>> begin TASK INPUT
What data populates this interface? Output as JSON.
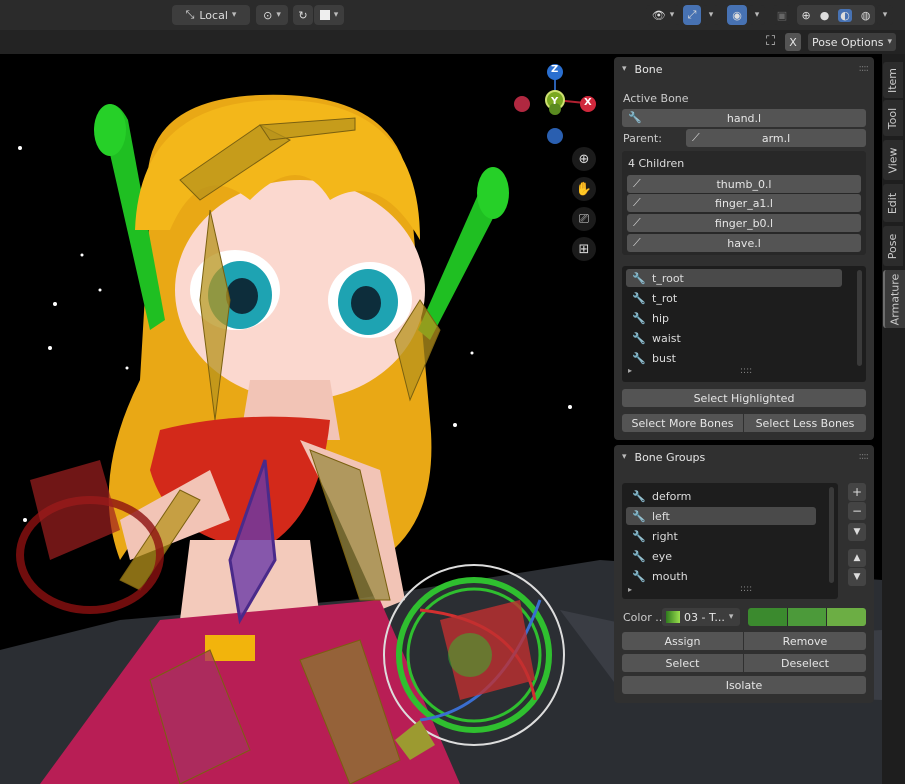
{
  "header": {
    "transform_orientation": "Local",
    "pose_options_label": "Pose Options",
    "x_toggle": "X"
  },
  "tabs": [
    "Item",
    "Tool",
    "View",
    "Edit",
    "Pose",
    "Armature"
  ],
  "gizmo": {
    "z": "Z",
    "x": "X",
    "y": "Y"
  },
  "bone_panel": {
    "title": "Bone",
    "active_bone_label": "Active Bone",
    "active_bone_value": "hand.l",
    "parent_label": "Parent:",
    "parent_value": "arm.l",
    "children_label": "4 Children",
    "children": [
      "thumb_0.l",
      "finger_a1.l",
      "finger_b0.l",
      "have.l"
    ],
    "bone_list": [
      "t_root",
      "t_rot",
      "hip",
      "waist",
      "bust"
    ],
    "select_highlighted": "Select Highlighted",
    "select_more": "Select More Bones",
    "select_less": "Select Less Bones"
  },
  "groups_panel": {
    "title": "Bone Groups",
    "groups": [
      "deform",
      "left",
      "right",
      "eye",
      "mouth"
    ],
    "color_label": "Color ...",
    "color_set": "03 - T...",
    "color_swatches": [
      "#3b8a2e",
      "#4c9a3a",
      "#6cae44"
    ],
    "assign": "Assign",
    "remove": "Remove",
    "select": "Select",
    "deselect": "Deselect",
    "isolate": "Isolate"
  },
  "colors": {
    "accent_blue": "#4772b3",
    "hair": "#f0b418",
    "headphones": "#22c022",
    "top": "#d02a1a",
    "pants": "#b81e55"
  }
}
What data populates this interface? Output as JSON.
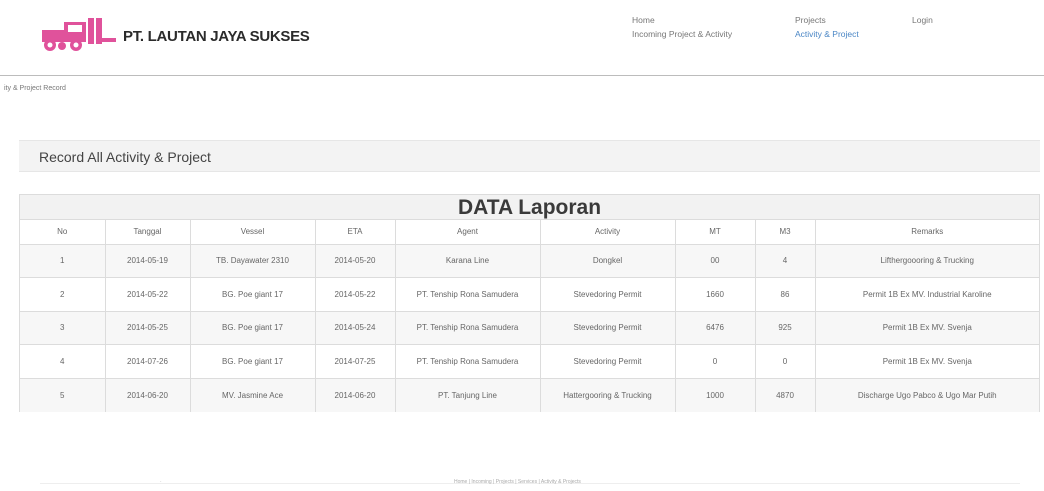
{
  "header": {
    "brand": "PT. LAUTAN JAYA SUKSES",
    "logo_icon": "truck-logo-icon",
    "colors": {
      "logo": "#e0529b",
      "nav_active": "#4a86c5"
    },
    "nav": {
      "home": "Home",
      "incoming": "Incoming Project & Activity",
      "projects": "Projects",
      "activity_project": "Activity & Project",
      "login": "Login"
    }
  },
  "breadcrumb": "ity & Project Record",
  "panel_title": "Record All Activity & Project",
  "report": {
    "title": "DATA Laporan",
    "columns": [
      "No",
      "Tanggal",
      "Vessel",
      "ETA",
      "Agent",
      "Activity",
      "MT",
      "M3",
      "Remarks"
    ],
    "rows": [
      [
        "1",
        "2014-05-19",
        "TB. Dayawater 2310",
        "2014-05-20",
        "Karana Line",
        "Dongkel",
        "00",
        "4",
        "Lifthergoooring & Trucking"
      ],
      [
        "2",
        "2014-05-22",
        "BG. Poe giant 17",
        "2014-05-22",
        "PT. Tenship Rona Samudera",
        "Stevedoring Permit",
        "1660",
        "86",
        "Permit 1B Ex MV. Industrial Karoline"
      ],
      [
        "3",
        "2014-05-25",
        "BG. Poe giant 17",
        "2014-05-24",
        "PT. Tenship Rona Samudera",
        "Stevedoring Permit",
        "6476",
        "925",
        "Permit 1B Ex MV. Svenja"
      ],
      [
        "4",
        "2014-07-26",
        "BG. Poe giant 17",
        "2014-07-25",
        "PT. Tenship Rona Samudera",
        "Stevedoring Permit",
        "0",
        "0",
        "Permit 1B Ex MV. Svenja"
      ],
      [
        "5",
        "2014-06-20",
        "MV. Jasmine Ace",
        "2014-06-20",
        "PT. Tanjung Line",
        "Hattergooring & Trucking",
        "1000",
        "4870",
        "Discharge Ugo Pabco & Ugo Mar Putih"
      ]
    ]
  },
  "footer": {
    "left": "·",
    "links": "Home | Incoming | Projects | Services | Activity & Projects"
  }
}
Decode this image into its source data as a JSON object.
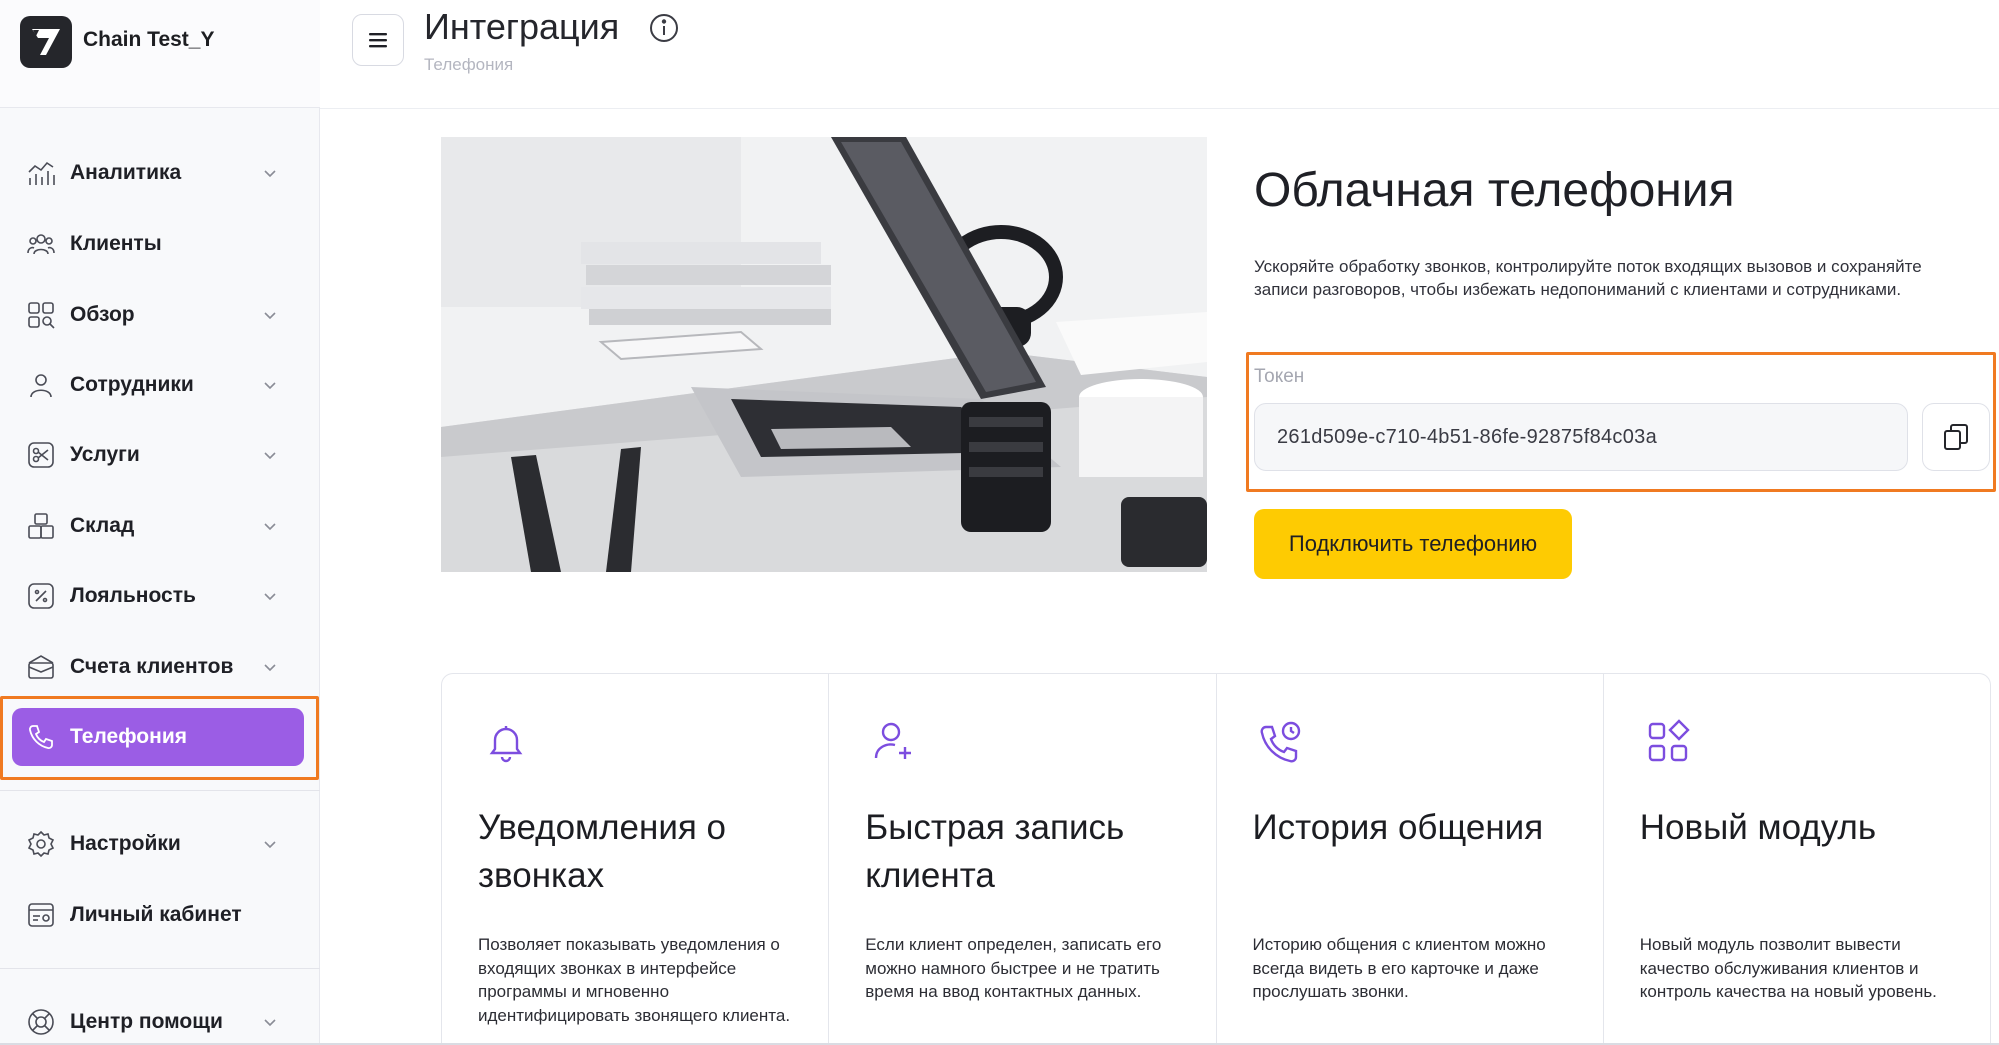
{
  "brand": {
    "name": "Chain Test_Y"
  },
  "header": {
    "title": "Интеграция",
    "breadcrumb": "Телефония"
  },
  "sidebar": {
    "items": [
      {
        "label": "Аналитика",
        "icon": "analytics-icon"
      },
      {
        "label": "Клиенты",
        "icon": "clients-icon"
      },
      {
        "label": "Обзор",
        "icon": "overview-icon"
      },
      {
        "label": "Сотрудники",
        "icon": "employees-icon"
      },
      {
        "label": "Услуги",
        "icon": "services-icon"
      },
      {
        "label": "Склад",
        "icon": "warehouse-icon"
      },
      {
        "label": "Лояльность",
        "icon": "loyalty-icon"
      },
      {
        "label": "Счета клиентов",
        "icon": "client-accounts-icon"
      },
      {
        "label": "Телефония",
        "icon": "phone-icon",
        "active": true
      },
      {
        "label": "Настройки",
        "icon": "settings-icon"
      },
      {
        "label": "Личный кабинет",
        "icon": "personal-account-icon"
      },
      {
        "label": "Центр помощи",
        "icon": "help-center-icon"
      }
    ]
  },
  "hero": {
    "title": "Облачная телефония",
    "description": "Ускоряйте обработку звонков, контролируйте поток входящих вызовов и сохраняйте записи разговоров, чтобы избежать недопониманий с клиентами и сотрудниками.",
    "token_label": "Токен",
    "token_value": "261d509e-c710-4b51-86fe-92875f84c03a",
    "connect_label": "Подключить телефонию"
  },
  "features": [
    {
      "title": "Уведомления о звонках",
      "description": "Позволяет показывать уведомления о входящих звонках в интерфейсе программы и мгновенно идентифицировать звонящего клиента.",
      "icon": "bell-icon"
    },
    {
      "title": "Быстрая запись клиента",
      "description": "Если клиент определен, записать его можно намного быстрее и не тратить время на ввод контактных данных.",
      "icon": "user-plus-icon"
    },
    {
      "title": "История общения",
      "description": "Историю общения с клиентом можно всегда видеть в его карточке и даже прослушать звонки.",
      "icon": "phone-history-icon"
    },
    {
      "title": "Новый модуль",
      "description": "Новый модуль позволит вывести качество обслуживания клиентов и контроль качества на новый уровень.",
      "icon": "modules-icon"
    }
  ],
  "colors": {
    "accent": "#9b5de5",
    "highlight": "#f07a21",
    "button": "#fecb02",
    "icon": "#7c4ddf"
  }
}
>> end TASK INPUT
## WORK TO COMPLETE
Transcribe the records above exactly as they appear, leaving out any pictures.

## REPLY
What data populates this interface? Output as JSON.
{
  "header": {
    "transform_orientation": "Local",
    "pose_options_label": "Pose Options",
    "x_toggle": "X"
  },
  "tabs": [
    "Item",
    "Tool",
    "View",
    "Edit",
    "Pose",
    "Armature"
  ],
  "gizmo": {
    "z": "Z",
    "x": "X",
    "y": "Y"
  },
  "bone_panel": {
    "title": "Bone",
    "active_bone_label": "Active Bone",
    "active_bone_value": "hand.l",
    "parent_label": "Parent:",
    "parent_value": "arm.l",
    "children_label": "4 Children",
    "children": [
      "thumb_0.l",
      "finger_a1.l",
      "finger_b0.l",
      "have.l"
    ],
    "bone_list": [
      "t_root",
      "t_rot",
      "hip",
      "waist",
      "bust"
    ],
    "select_highlighted": "Select Highlighted",
    "select_more": "Select More Bones",
    "select_less": "Select Less Bones"
  },
  "groups_panel": {
    "title": "Bone Groups",
    "groups": [
      "deform",
      "left",
      "right",
      "eye",
      "mouth"
    ],
    "color_label": "Color ...",
    "color_set": "03 - T...",
    "color_swatches": [
      "#3b8a2e",
      "#4c9a3a",
      "#6cae44"
    ],
    "assign": "Assign",
    "remove": "Remove",
    "select": "Select",
    "deselect": "Deselect",
    "isolate": "Isolate"
  },
  "colors": {
    "accent_blue": "#4772b3",
    "hair": "#f0b418",
    "headphones": "#22c022",
    "top": "#d02a1a",
    "pants": "#b81e55"
  }
}
What data populates this interface? Output as JSON.
{
  "header": {
    "brand": "PT. LAUTAN JAYA SUKSES",
    "logo_icon": "truck-logo-icon",
    "colors": {
      "logo": "#e0529b",
      "nav_active": "#4a86c5"
    },
    "nav": {
      "home": "Home",
      "incoming": "Incoming Project & Activity",
      "projects": "Projects",
      "activity_project": "Activity & Project",
      "login": "Login"
    }
  },
  "breadcrumb": "ity & Project Record",
  "panel_title": "Record All Activity & Project",
  "report": {
    "title": "DATA Laporan",
    "columns": [
      "No",
      "Tanggal",
      "Vessel",
      "ETA",
      "Agent",
      "Activity",
      "MT",
      "M3",
      "Remarks"
    ],
    "rows": [
      [
        "1",
        "2014-05-19",
        "TB. Dayawater 2310",
        "2014-05-20",
        "Karana Line",
        "Dongkel",
        "00",
        "4",
        "Lifthergoooring & Trucking"
      ],
      [
        "2",
        "2014-05-22",
        "BG. Poe giant 17",
        "2014-05-22",
        "PT. Tenship Rona Samudera",
        "Stevedoring Permit",
        "1660",
        "86",
        "Permit 1B Ex MV. Industrial Karoline"
      ],
      [
        "3",
        "2014-05-25",
        "BG. Poe giant 17",
        "2014-05-24",
        "PT. Tenship Rona Samudera",
        "Stevedoring Permit",
        "6476",
        "925",
        "Permit 1B Ex MV. Svenja"
      ],
      [
        "4",
        "2014-07-26",
        "BG. Poe giant 17",
        "2014-07-25",
        "PT. Tenship Rona Samudera",
        "Stevedoring Permit",
        "0",
        "0",
        "Permit 1B Ex MV. Svenja"
      ],
      [
        "5",
        "2014-06-20",
        "MV. Jasmine Ace",
        "2014-06-20",
        "PT. Tanjung Line",
        "Hattergooring & Trucking",
        "1000",
        "4870",
        "Discharge Ugo Pabco & Ugo Mar Putih"
      ]
    ]
  },
  "footer": {
    "left": "·",
    "links": "Home | Incoming | Projects | Services | Activity & Projects"
  }
}
Decode this image into its source data as a JSON object.
{
  "brand": {
    "name": "Chain Test_Y"
  },
  "header": {
    "title": "Интеграция",
    "breadcrumb": "Телефония"
  },
  "sidebar": {
    "items": [
      {
        "label": "Аналитика",
        "icon": "analytics-icon"
      },
      {
        "label": "Клиенты",
        "icon": "clients-icon"
      },
      {
        "label": "Обзор",
        "icon": "overview-icon"
      },
      {
        "label": "Сотрудники",
        "icon": "employees-icon"
      },
      {
        "label": "Услуги",
        "icon": "services-icon"
      },
      {
        "label": "Склад",
        "icon": "warehouse-icon"
      },
      {
        "label": "Лояльность",
        "icon": "loyalty-icon"
      },
      {
        "label": "Счета клиентов",
        "icon": "client-accounts-icon"
      },
      {
        "label": "Телефония",
        "icon": "phone-icon",
        "active": true
      },
      {
        "label": "Настройки",
        "icon": "settings-icon"
      },
      {
        "label": "Личный кабинет",
        "icon": "personal-account-icon"
      },
      {
        "label": "Центр помощи",
        "icon": "help-center-icon"
      }
    ]
  },
  "hero": {
    "title": "Облачная телефония",
    "description": "Ускоряйте обработку звонков, контролируйте поток входящих вызовов и сохраняйте записи разговоров, чтобы избежать недопониманий с клиентами и сотрудниками.",
    "token_label": "Токен",
    "token_value": "261d509e-c710-4b51-86fe-92875f84c03a",
    "connect_label": "Подключить телефонию"
  },
  "features": [
    {
      "title": "Уведомления о звонках",
      "description": "Позволяет показывать уведомления о входящих звонках в интерфейсе программы и мгновенно идентифицировать звонящего клиента.",
      "icon": "bell-icon"
    },
    {
      "title": "Быстрая запись клиента",
      "description": "Если клиент определен, записать его можно намного быстрее и не тратить время на ввод контактных данных.",
      "icon": "user-plus-icon"
    },
    {
      "title": "История общения",
      "description": "Историю общения с клиентом можно всегда видеть в его карточке и даже прослушать звонки.",
      "icon": "phone-history-icon"
    },
    {
      "title": "Новый модуль",
      "description": "Новый модуль позволит вывести качество обслуживания клиентов и контроль качества на новый уровень.",
      "icon": "modules-icon"
    }
  ],
  "colors": {
    "accent": "#9b5de5",
    "highlight": "#f07a21",
    "button": "#fecb02",
    "icon": "#7c4ddf"
  }
}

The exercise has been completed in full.